> [Estratto del documento]
------------------------------------------------

Caldo estremo nei cantieri, Laghi chiede controlli e sanzioni

Il consigliere regionale Ferdinando Laghi interviene dopo la denuncia della Fillea Cgil su presunte violazioni dell’ordinanza regionale contro il caldo nei cantieri calabresi.

Secondo Laghi, non si tratta di semplici irregolarità amministrative, ma di comportamenti che possono mettere seriamente a rischio la salute e la vita dei lavoratori, soprattutto dopo la tragedia di Amendolara.

“Con queste temperature si rischia la vita”

Laghi, anche nella sua veste di medico, ricorda che lavorare all’aperto nelle ore più calde, con temperature oltre i 35 gradi e forte umidità, può provocare colpi di calore, problemi cardiovascolari, perdita di lucidità e incidenti sul lavoro.

L’ordinanza regionale, in vigore dal 10 giugno, vieta il lavoro all’aperto nelle ore centrali della giornata, tra le 12.30 e le 16, quando il sistema Worklimate segnala un rischio alto per chi svolge attività fisica intensa sotto il sole.

Appello a imprese e organi di controllo

Il consigliere regionale chiede alle imprese e ai datori di lavoro di rispettare pienamente le regole previste per tutelare i lavoratori.

Allo stesso tempo, sollecita controlli più severi in tutta la Calabria, soprattutto nei settori più esposti come agricoltura e cantieri, e chiede sanzioni esemplari per chi non rispetta l’ordinanza.

Per Laghi, far applicare queste misure nelle settimane di caldo intenso significa prevenire nuove tragedie. «Non possono esserci ritardi né distrazioni», conclude.

------------------------------------------------

> [Informazioni mostrate]

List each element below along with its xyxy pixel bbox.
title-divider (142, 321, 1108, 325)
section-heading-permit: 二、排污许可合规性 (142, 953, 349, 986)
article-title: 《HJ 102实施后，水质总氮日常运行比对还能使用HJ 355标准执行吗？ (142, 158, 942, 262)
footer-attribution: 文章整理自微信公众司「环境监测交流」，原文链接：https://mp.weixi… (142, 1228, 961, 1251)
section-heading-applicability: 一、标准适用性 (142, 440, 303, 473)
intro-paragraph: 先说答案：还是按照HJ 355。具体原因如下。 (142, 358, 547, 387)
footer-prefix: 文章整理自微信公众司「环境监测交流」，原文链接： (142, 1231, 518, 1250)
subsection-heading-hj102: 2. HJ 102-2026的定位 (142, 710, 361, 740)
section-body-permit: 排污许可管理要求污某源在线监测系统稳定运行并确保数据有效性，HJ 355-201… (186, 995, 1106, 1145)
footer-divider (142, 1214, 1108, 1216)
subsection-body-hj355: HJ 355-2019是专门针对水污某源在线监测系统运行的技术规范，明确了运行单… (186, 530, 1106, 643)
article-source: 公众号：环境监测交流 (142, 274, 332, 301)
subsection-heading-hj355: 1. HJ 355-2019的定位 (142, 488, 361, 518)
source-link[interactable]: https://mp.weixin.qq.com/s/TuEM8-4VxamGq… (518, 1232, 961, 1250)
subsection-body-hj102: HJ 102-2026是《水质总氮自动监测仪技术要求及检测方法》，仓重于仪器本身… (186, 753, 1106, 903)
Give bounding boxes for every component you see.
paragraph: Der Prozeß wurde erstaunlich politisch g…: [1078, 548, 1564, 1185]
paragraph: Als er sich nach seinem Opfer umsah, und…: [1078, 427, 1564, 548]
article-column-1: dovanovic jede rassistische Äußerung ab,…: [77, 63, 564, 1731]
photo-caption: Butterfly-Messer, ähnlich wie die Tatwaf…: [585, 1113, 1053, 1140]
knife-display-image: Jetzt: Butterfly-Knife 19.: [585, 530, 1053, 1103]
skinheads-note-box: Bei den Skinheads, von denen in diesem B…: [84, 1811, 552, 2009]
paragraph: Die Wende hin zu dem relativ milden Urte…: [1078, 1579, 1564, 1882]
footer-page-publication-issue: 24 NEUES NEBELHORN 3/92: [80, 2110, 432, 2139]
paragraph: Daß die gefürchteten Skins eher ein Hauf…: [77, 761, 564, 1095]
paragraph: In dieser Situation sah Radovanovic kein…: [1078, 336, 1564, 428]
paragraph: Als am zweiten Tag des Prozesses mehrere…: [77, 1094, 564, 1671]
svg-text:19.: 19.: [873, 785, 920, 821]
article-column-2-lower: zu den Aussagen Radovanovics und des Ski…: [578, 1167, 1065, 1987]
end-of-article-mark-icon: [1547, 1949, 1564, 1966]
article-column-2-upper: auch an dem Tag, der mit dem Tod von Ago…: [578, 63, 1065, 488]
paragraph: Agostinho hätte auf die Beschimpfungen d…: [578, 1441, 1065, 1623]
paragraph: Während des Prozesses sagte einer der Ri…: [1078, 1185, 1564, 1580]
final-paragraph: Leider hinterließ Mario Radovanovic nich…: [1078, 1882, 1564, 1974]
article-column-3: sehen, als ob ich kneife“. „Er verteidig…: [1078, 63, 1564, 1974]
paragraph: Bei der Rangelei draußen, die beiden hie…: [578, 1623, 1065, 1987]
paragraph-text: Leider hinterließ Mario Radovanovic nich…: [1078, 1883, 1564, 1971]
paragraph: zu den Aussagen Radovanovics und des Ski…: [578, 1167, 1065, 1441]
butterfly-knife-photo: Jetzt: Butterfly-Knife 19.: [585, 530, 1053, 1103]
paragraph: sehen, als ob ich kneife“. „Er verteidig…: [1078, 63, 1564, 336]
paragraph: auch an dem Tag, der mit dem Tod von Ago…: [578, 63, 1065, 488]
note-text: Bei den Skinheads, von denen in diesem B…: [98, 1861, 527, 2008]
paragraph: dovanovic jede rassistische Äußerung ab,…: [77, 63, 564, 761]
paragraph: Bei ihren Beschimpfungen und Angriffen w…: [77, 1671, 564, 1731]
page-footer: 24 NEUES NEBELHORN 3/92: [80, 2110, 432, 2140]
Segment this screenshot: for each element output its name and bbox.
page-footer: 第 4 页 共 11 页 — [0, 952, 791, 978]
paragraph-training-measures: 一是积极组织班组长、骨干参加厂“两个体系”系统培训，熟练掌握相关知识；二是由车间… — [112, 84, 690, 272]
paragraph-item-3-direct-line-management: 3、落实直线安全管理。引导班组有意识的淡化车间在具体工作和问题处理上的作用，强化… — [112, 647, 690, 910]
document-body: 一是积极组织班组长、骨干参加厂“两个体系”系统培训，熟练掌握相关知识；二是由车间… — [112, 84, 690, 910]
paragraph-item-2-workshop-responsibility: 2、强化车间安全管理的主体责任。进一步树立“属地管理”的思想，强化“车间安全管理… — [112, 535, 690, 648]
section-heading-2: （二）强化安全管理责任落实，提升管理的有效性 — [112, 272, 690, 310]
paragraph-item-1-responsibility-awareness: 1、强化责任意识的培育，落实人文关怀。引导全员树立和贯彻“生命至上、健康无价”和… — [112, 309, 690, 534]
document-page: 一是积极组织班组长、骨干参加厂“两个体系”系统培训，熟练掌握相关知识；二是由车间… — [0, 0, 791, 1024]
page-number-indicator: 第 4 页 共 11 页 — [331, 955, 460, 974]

------------------------------------------------

> [Compiti da svolgere]
1. Riassumi in due frasi l'articolo sul caldo nei cantieri.
2. Rispondi a queste domande in base all'articolo sul caldo nei cantieri:
(a) Quale organizzazione ha denunciato le presunte violazioni dell'ordinanza?
(b) Da quale data è in vigore l'ordinanza regionale?
(c) Quali settori Laghi indica come più esposti?
3. Trascrivi dall'articolo sul caldo nei cantieri il passo che comincia con "Caldo estremo nei" e termina con "tragedia di Amendolara.".

> [Risposte fornite]
1. Dopo la denuncia della Fillea Cgil su presunte violazioni dell'ordinanza regionale contro il caldo nei cantieri calabresi, il consigliere regionale Ferdinando Laghi avverte che lavorare all'aperto con temperature oltre i 35 gradi può mettere a rischio la salute e la vita dei lavoratori. Chiede alle imprese di rispettare l'ordinanza, che dal 10 giugno vieta il lavoro all'aperto tra le 12.30 e le 16 quando il sistema Worklimate segnala un rischio alto, e sollecita controlli più severi e sanzioni esemplari.

2.
(a) La Fillea Cgil.
(b) Dal 10 giugno.
(c) L'agricoltura e i cantieri.

3.
Caldo estremo nei cantieri, Laghi chiede controlli e sanzioni

Il consigliere regionale Ferdinando Laghi interviene dopo la denuncia della Fillea Cgil su presunte violazioni dell’ordinanza regionale contro il caldo nei cantieri calabresi.

Secondo Laghi, non si tratta di semplici irregolarità amministrative, ma di comportamenti che possono mettere seriamente a rischio la salute e la vita dei lavoratori, soprattutto dopo la tragedia di Amendolara.